*Aim*
In the listing below, locate the lines that hold the string "самоуправления". Copy those lines.

(Items from a data source)

☆ ☆ ☆ ☆ ☆ ☆ ☆

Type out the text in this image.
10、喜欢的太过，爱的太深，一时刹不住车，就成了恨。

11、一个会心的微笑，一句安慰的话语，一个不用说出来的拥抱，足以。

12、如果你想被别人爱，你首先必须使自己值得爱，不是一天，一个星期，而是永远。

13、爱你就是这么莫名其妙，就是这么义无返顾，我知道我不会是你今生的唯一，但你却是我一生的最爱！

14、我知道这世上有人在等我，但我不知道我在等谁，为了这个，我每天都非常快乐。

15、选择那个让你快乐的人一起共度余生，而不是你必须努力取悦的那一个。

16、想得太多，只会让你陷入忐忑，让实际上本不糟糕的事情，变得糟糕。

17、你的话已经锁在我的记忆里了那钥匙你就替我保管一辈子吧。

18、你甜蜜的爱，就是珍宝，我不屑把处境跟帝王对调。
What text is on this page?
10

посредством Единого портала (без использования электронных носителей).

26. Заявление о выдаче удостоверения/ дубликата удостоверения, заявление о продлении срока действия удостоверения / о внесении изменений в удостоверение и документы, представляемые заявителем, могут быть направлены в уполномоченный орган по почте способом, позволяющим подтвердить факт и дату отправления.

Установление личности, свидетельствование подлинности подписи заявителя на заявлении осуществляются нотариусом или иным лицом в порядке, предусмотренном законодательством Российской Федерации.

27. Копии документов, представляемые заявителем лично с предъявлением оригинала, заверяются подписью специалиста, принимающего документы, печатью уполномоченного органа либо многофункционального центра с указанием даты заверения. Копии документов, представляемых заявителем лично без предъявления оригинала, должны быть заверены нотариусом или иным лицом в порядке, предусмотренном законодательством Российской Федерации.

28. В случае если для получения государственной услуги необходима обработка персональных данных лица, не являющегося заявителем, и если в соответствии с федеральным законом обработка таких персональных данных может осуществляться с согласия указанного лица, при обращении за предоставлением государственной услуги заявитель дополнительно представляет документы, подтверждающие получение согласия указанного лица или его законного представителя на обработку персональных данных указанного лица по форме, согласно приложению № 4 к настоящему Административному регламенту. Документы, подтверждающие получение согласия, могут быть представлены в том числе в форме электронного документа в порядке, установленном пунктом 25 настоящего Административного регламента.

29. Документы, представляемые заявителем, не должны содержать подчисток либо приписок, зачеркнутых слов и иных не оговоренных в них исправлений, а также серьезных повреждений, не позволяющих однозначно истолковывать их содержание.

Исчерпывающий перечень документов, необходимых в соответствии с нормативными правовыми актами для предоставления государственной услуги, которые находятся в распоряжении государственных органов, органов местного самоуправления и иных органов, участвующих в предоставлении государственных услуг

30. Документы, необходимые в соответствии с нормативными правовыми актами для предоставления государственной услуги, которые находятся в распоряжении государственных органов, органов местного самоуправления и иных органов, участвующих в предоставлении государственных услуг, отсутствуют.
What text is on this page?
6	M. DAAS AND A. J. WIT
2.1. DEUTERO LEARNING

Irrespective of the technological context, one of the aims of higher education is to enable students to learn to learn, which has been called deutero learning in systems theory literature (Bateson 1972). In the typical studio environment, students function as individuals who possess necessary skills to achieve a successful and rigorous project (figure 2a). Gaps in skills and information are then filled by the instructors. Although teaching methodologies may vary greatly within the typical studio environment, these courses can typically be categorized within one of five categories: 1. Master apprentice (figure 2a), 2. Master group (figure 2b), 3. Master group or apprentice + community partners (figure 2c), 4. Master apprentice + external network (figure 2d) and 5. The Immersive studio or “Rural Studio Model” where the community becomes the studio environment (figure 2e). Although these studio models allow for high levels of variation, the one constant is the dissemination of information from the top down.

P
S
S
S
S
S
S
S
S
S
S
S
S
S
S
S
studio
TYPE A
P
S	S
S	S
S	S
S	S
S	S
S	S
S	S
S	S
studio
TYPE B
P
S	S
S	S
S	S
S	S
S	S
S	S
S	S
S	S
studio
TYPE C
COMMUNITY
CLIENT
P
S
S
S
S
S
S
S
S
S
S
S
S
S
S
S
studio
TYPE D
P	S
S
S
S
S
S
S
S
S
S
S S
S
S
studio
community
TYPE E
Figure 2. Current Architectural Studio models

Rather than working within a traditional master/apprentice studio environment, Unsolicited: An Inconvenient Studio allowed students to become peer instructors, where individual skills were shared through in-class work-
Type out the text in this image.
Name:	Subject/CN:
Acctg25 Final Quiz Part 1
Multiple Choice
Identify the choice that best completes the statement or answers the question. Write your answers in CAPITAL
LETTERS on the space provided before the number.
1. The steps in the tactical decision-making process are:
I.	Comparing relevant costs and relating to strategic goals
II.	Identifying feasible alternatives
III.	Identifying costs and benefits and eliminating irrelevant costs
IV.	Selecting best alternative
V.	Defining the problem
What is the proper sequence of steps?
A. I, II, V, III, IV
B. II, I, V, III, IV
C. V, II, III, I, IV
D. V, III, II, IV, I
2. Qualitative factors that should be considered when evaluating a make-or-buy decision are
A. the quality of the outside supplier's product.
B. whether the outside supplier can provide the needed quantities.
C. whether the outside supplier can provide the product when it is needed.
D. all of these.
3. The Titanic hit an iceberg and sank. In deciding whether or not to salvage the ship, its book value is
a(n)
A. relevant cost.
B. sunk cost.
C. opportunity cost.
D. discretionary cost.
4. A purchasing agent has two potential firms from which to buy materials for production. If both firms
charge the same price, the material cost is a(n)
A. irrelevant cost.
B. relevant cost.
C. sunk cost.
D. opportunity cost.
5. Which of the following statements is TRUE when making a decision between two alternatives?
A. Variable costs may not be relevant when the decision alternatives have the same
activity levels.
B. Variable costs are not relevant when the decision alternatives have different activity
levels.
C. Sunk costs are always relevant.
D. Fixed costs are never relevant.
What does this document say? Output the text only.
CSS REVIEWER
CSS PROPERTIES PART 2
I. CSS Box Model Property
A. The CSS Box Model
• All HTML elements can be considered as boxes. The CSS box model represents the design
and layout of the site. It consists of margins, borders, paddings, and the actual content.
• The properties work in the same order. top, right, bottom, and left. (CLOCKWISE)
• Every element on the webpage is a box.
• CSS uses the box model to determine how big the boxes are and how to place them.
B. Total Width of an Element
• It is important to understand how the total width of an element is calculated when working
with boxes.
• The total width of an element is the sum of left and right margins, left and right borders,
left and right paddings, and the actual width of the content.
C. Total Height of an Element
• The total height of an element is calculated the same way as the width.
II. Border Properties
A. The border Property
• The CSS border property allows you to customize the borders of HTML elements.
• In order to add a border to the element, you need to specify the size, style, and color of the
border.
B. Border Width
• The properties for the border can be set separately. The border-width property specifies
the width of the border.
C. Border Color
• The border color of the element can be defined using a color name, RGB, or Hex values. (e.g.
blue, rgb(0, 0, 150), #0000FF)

☆ ☆ ☆ ☆ ☆ ☆ ☆

*Task solution*
Исчерпывающий перечень документов, необходимых в соответствии с нормативными правовыми актами для предоставления государственной услуги, которые находятся в распоряжении государственных органов, органов местного самоуправления и иных органов, участвующих в предоставлении государственных услуг
30. Документы, необходимые в соответствии с нормативными правовыми актами для предоставления государственной услуги, которые находятся в распоряжении государственных органов, органов местного самоуправления и иных органов, участвующих в предоставлении государственных услуг, отсутствуют.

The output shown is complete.